Pat Roskell is one of an estimated 850,000 people who have pursued their dream of owning a holiday home abroad. Promises in a glossy developer’s brochure enticed her to invest her life savings in a two-bedroom villa in Mallorca in 2005 but four years later she’s been left with nothing to show for her money.
The development offered pretty villas near sandy beaches on Mallorca’s east coast. But the builders filed for administration before completing the project. “I just want my money back,”says Roskell, 50, from Blackpool. “I expected my property to be completed by February 2008 but 18 months on nothing is finished, the developer has gone and I’ve no idea what to do.”Roskell, who invested £50,000, a third of the total price, says no one informed her the constructor was in trouble. “One day the webcam at the site switched off and I couldn’t get any information about what was happening, then alarm bells rang. ”What's most galling for Roskell is that many of the properties on the development were almost finished but the surrounding infrastructure and utilities have not been completed to habitable standards.“ There was some discussion owners might be able to pay for the development to be completed,” she explains, “and even if I could afford it, I’m not prepared to put in any more money with no guaranteed outcome.”

• INSTRUCTIONS:
1. Answer from the article about Pat Roskell's Mallorca villa:
(a) How many people are estimated to have pursued the dream of owning a holiday home abroad?
(b) By when did Roskell expect her property to be completed?
(c) How much did Roskell invest, and what share of the total price was it?
2. Translate this sentence from the article about Pat Roskell's Mallorca villa into Spanish: "The development offered pretty villas near sandy beaches on Mallorca’s east coast."
The lines after this point play no part in what follows.

• PROVIDED RECORDS:
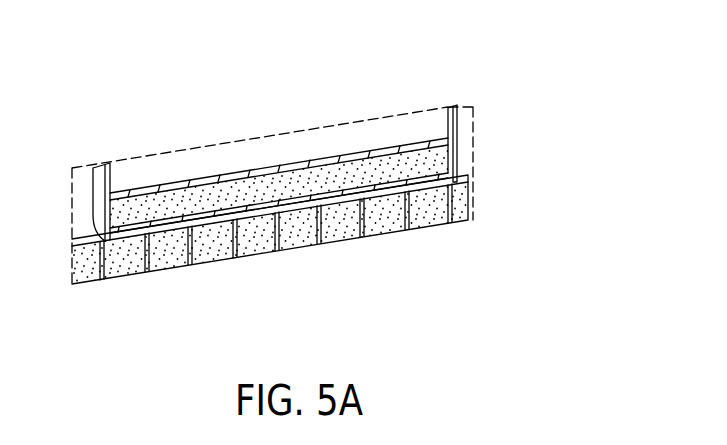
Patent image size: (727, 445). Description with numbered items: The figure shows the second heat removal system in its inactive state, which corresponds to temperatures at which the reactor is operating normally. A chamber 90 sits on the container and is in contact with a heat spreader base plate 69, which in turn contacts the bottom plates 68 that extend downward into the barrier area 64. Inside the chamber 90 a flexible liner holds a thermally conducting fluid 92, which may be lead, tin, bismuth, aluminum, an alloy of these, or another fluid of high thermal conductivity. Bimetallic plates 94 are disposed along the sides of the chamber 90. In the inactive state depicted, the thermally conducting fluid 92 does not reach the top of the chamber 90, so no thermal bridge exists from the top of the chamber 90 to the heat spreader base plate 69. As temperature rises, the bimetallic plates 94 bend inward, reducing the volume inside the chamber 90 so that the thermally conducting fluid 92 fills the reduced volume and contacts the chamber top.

The barrier area 64 is at (462, 205).
The bottom plates 68 is at (189, 270).
The heat spreader base plate 69 is at (460, 183).
The chamber 90 is at (457, 151).
The thermally conducting fluid 92 is at (320, 183).
The bimetallic plates 94 is at (108, 205).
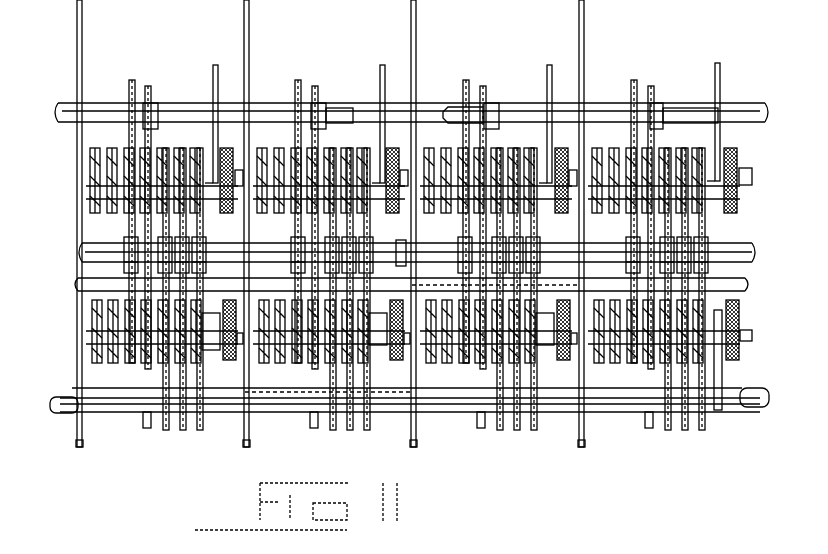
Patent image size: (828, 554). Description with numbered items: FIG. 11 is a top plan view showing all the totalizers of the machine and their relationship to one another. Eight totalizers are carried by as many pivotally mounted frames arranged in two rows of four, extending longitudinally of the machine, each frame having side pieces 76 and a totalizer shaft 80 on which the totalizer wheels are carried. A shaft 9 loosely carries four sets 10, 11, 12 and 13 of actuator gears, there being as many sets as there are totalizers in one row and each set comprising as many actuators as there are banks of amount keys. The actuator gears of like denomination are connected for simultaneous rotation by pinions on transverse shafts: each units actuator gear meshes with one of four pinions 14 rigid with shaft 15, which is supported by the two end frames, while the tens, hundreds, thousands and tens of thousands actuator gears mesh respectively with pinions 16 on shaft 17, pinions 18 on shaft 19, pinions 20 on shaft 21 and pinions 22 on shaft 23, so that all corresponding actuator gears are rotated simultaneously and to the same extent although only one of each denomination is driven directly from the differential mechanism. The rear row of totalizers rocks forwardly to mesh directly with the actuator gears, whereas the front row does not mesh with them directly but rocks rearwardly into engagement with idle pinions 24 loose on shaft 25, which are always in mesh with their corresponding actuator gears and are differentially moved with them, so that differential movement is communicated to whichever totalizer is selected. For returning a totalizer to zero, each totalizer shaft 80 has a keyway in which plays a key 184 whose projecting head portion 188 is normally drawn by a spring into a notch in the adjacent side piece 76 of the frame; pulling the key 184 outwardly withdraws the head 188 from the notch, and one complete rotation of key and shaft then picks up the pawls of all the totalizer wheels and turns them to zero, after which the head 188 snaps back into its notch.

The shaft 9 is at (400, 248).
The set of actuator gears 10 is at (700, 246).
The set of actuator gears 11 is at (545, 248).
The set of actuator gears 12 is at (361, 250).
The set of actuator gears 13 is at (196, 243).
The pinions 14 is at (184, 431).
The shaft 15 is at (127, 412).
The pinions 16 is at (166, 431).
The shaft 17 is at (63, 414).
The pinions 18 is at (147, 430).
The shaft 19 is at (153, 413).
The pinions 20 is at (166, 72).
The shaft 21 is at (337, 110).
The pinions 22 is at (131, 80).
The shaft 23 is at (262, 103).
The pinions 24 is at (288, 274).
The shaft 25 is at (577, 283).
The side pieces 76 is at (583, 48).
The totalizer shaft 80 is at (748, 168).
The key 184 is at (750, 200).
The head portion 188 is at (733, 148).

• SOLUTION SET:
1.
(a) An estimated 850,000 people.
(b) By February 2008.
(c) £50,000, a third of the total price.

2. El complejo ofrecía bonitas villas cerca de playas de arena en la costa este de Mallorca.